_Given data_

_ _ _ _ _ _ _

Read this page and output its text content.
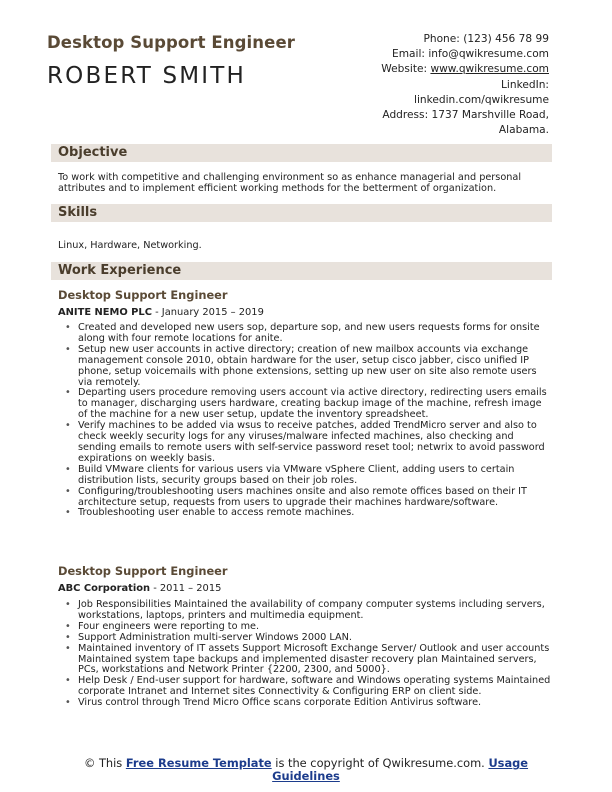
Desktop Support Engineer
ROBERT SMITH
Phone: (123) 456 78 99
Email: info@qwikresume.com
Website: www.qwikresume.com
LinkedIn:
linkedin.com/qwikresume
Address: 1737 Marshville Road,
Alabama.
Objective
To work with competitive and challenging environment so as enhance managerial and personal attributes and to implement efficient working methods for the betterment of organization.
Skills
Linux, Hardware, Networking.
Work Experience
Desktop Support Engineer
ANITE NEMO PLC - January 2015 – 2019
• Created and developed new users sop, departure sop, and new users requests forms for onsite along with four remote locations for anite.
• Setup new user accounts in active directory; creation of new mailbox accounts via exchange management console 2010, obtain hardware for the user, setup cisco jabber, cisco unified IP phone, setup voicemails with phone extensions, setting up new user on site also remote users via remotely.
• Departing users procedure removing users account via active directory, redirecting users emails to manager, discharging users hardware, creating backup image of the machine, refresh image of the machine for a new user setup, update the inventory spreadsheet.
• Verify machines to be added via wsus to receive patches, added TrendMicro server and also to check weekly security logs for any viruses/malware infected machines, also checking and sending emails to remote users with self-service password reset tool; netwrix to avoid password expirations on weekly basis.
• Build VMware clients for various users via VMware vSphere Client, adding users to certain distribution lists, security groups based on their job roles.
• Configuring/troubleshooting users machines onsite and also remote offices based on their IT architecture setup, requests from users to upgrade their machines hardware/software.
• Troubleshooting user enable to access remote machines.
Desktop Support Engineer
ABC Corporation - 2011 – 2015
• Job Responsibilities Maintained the availability of company computer systems including servers, workstations, laptops, printers and multimedia equipment.
• Four engineers were reporting to me.
• Support Administration multi-server Windows 2000 LAN.
• Maintained inventory of IT assets Support Microsoft Exchange Server/ Outlook and user accounts Maintained system tape backups and implemented disaster recovery plan Maintained servers, PCs, workstations and Network Printer {2200, 2300, and 5000}.
• Help Desk / End-user support for hardware, software and Windows operating systems Maintained corporate Intranet and Internet sites Connectivity & Configuring ERP on client side.
• Virus control through Trend Micro Office scans corporate Edition Antivirus software.
© This Free Resume Template is the copyright of Qwikresume.com. Usage
Guidelines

_ _ _ _ _ _ _

Copy each line above where the string "inventory" occurs.

_Result_
• Departing users procedure removing users account via active directory, redirecting users emails to manager, discharging users hardware, creating backup image of the machine, refresh image of the machine for a new user setup, update the inventory spreadsheet.
• Maintained inventory of IT assets Support Microsoft Exchange Server/ Outlook and user accounts Maintained system tape backups and implemented disaster recovery plan Maintained servers, PCs, workstations and Network Printer {2200, 2300, and 5000}.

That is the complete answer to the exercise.